§ GIVEN TASK
Copy every row below word for word, keeping the same order.

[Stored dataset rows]
★ ★ ★

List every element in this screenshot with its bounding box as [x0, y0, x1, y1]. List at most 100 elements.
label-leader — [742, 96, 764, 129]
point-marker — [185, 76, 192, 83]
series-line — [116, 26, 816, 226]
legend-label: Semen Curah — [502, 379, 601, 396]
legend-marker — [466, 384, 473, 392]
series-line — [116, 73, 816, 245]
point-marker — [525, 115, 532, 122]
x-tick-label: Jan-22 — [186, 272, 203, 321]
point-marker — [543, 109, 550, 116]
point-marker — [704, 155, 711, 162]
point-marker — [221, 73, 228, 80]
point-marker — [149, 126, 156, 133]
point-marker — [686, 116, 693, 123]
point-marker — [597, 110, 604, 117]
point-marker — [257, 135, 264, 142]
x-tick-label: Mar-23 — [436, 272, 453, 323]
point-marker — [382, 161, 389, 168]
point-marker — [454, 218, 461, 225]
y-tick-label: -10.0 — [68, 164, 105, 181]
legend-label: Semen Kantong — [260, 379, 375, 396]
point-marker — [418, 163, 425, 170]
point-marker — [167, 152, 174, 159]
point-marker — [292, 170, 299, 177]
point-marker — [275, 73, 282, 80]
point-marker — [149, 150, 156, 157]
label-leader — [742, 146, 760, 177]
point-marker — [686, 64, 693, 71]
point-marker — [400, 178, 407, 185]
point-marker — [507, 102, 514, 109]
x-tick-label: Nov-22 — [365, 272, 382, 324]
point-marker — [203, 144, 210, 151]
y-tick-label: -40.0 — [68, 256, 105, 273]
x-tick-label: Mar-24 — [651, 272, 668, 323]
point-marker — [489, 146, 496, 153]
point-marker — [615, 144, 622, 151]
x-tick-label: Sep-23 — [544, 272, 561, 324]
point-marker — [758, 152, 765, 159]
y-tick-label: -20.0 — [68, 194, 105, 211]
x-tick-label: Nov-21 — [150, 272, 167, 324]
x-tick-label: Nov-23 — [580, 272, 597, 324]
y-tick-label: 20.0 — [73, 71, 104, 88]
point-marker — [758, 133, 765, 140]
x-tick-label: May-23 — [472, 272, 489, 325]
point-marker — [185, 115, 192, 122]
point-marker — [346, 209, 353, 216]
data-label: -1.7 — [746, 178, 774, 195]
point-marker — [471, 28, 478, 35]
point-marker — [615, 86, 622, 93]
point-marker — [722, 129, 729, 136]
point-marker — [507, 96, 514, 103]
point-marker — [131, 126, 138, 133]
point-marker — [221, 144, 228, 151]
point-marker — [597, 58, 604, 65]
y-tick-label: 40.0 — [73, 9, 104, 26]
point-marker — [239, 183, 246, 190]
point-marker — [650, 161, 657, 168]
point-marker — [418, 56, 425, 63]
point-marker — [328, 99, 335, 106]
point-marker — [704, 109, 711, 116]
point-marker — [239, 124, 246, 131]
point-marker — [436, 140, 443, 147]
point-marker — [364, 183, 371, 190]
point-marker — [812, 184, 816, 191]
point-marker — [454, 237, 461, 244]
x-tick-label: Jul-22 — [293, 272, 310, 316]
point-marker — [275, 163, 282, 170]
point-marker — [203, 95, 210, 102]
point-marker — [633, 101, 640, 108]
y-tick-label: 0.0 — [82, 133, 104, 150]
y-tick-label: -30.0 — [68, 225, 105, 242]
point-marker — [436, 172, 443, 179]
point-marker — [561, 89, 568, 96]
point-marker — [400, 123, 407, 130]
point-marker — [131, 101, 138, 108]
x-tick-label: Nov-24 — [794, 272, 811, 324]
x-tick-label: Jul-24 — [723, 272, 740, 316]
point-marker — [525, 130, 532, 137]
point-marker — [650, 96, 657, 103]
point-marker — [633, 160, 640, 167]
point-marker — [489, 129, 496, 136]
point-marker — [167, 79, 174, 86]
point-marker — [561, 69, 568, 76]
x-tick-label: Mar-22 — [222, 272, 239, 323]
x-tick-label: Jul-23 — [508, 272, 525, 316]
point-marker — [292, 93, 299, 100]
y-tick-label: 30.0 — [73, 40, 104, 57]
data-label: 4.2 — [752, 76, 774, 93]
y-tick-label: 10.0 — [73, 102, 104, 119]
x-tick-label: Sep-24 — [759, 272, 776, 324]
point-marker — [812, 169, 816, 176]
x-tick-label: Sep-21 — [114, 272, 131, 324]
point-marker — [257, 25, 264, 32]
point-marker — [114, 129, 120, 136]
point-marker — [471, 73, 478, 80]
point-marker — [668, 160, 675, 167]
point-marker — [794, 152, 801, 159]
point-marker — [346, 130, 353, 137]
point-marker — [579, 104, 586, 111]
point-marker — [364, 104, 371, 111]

★ ★ ★

§ SOLUTION
List every element in this screenshot with its bounding box as [x0, y0, x1, y1]. List at most 100 elements.
label-leader — [742, 96, 764, 129]
point-marker — [185, 76, 192, 83]
series-line — [116, 26, 816, 226]
legend-label: Semen Curah — [502, 379, 601, 396]
legend-marker — [466, 384, 473, 392]
series-line — [116, 73, 816, 245]
point-marker — [525, 115, 532, 122]
x-tick-label: Jan-22 — [186, 272, 203, 321]
point-marker — [543, 109, 550, 116]
point-marker — [704, 155, 711, 162]
point-marker — [221, 73, 228, 80]
point-marker — [149, 126, 156, 133]
point-marker — [686, 116, 693, 123]
point-marker — [597, 110, 604, 117]
point-marker — [257, 135, 264, 142]
x-tick-label: Mar-23 — [436, 272, 453, 323]
point-marker — [382, 161, 389, 168]
point-marker — [454, 218, 461, 225]
y-tick-label: -10.0 — [68, 164, 105, 181]
legend-label: Semen Kantong — [260, 379, 375, 396]
point-marker — [418, 163, 425, 170]
point-marker — [167, 152, 174, 159]
point-marker — [292, 170, 299, 177]
point-marker — [275, 73, 282, 80]
point-marker — [149, 150, 156, 157]
label-leader — [742, 146, 760, 177]
point-marker — [686, 64, 693, 71]
point-marker — [400, 178, 407, 185]
point-marker — [507, 102, 514, 109]
x-tick-label: Nov-22 — [365, 272, 382, 324]
point-marker — [203, 144, 210, 151]
y-tick-label: -40.0 — [68, 256, 105, 273]
x-tick-label: Mar-24 — [651, 272, 668, 323]
point-marker — [489, 146, 496, 153]
point-marker — [615, 144, 622, 151]
x-tick-label: Sep-23 — [544, 272, 561, 324]
point-marker — [758, 152, 765, 159]
y-tick-label: -20.0 — [68, 194, 105, 211]
x-tick-label: Nov-21 — [150, 272, 167, 324]
x-tick-label: Nov-23 — [580, 272, 597, 324]
y-tick-label: 20.0 — [73, 71, 104, 88]
point-marker — [758, 133, 765, 140]
x-tick-label: May-23 — [472, 272, 489, 325]
point-marker — [185, 115, 192, 122]
point-marker — [346, 209, 353, 216]
data-label: -1.7 — [746, 178, 774, 195]
point-marker — [471, 28, 478, 35]
point-marker — [615, 86, 622, 93]
point-marker — [722, 129, 729, 136]
point-marker — [507, 96, 514, 103]
point-marker — [131, 126, 138, 133]
point-marker — [221, 144, 228, 151]
point-marker — [597, 58, 604, 65]
y-tick-label: 40.0 — [73, 9, 104, 26]
point-marker — [239, 183, 246, 190]
point-marker — [650, 161, 657, 168]
point-marker — [418, 56, 425, 63]
point-marker — [328, 99, 335, 106]
point-marker — [704, 109, 711, 116]
point-marker — [239, 124, 246, 131]
point-marker — [436, 140, 443, 147]
point-marker — [364, 183, 371, 190]
point-marker — [812, 184, 816, 191]
point-marker — [454, 237, 461, 244]
x-tick-label: Jul-22 — [293, 272, 310, 316]
point-marker — [275, 163, 282, 170]
point-marker — [203, 95, 210, 102]
point-marker — [633, 101, 640, 108]
y-tick-label: 0.0 — [82, 133, 104, 150]
y-tick-label: -30.0 — [68, 225, 105, 242]
point-marker — [436, 172, 443, 179]
point-marker — [561, 89, 568, 96]
point-marker — [400, 123, 407, 130]
point-marker — [131, 101, 138, 108]
x-tick-label: Nov-24 — [794, 272, 811, 324]
x-tick-label: Jul-24 — [723, 272, 740, 316]
point-marker — [525, 130, 532, 137]
point-marker — [650, 96, 657, 103]
point-marker — [633, 160, 640, 167]
point-marker — [489, 129, 496, 136]
point-marker — [167, 79, 174, 86]
point-marker — [561, 69, 568, 76]
x-tick-label: Mar-22 — [222, 272, 239, 323]
x-tick-label: Jul-23 — [508, 272, 525, 316]
point-marker — [292, 93, 299, 100]
y-tick-label: 30.0 — [73, 40, 104, 57]
data-label: 4.2 — [752, 76, 774, 93]
y-tick-label: 10.0 — [73, 102, 104, 119]
x-tick-label: Sep-24 — [759, 272, 776, 324]
point-marker — [812, 169, 816, 176]
x-tick-label: Sep-21 — [114, 272, 131, 324]
point-marker — [257, 25, 264, 32]
point-marker — [114, 129, 120, 136]
point-marker — [471, 73, 478, 80]
point-marker — [668, 160, 675, 167]
point-marker — [794, 152, 801, 159]
point-marker — [346, 130, 353, 137]
point-marker — [579, 104, 586, 111]
point-marker — [364, 104, 371, 111]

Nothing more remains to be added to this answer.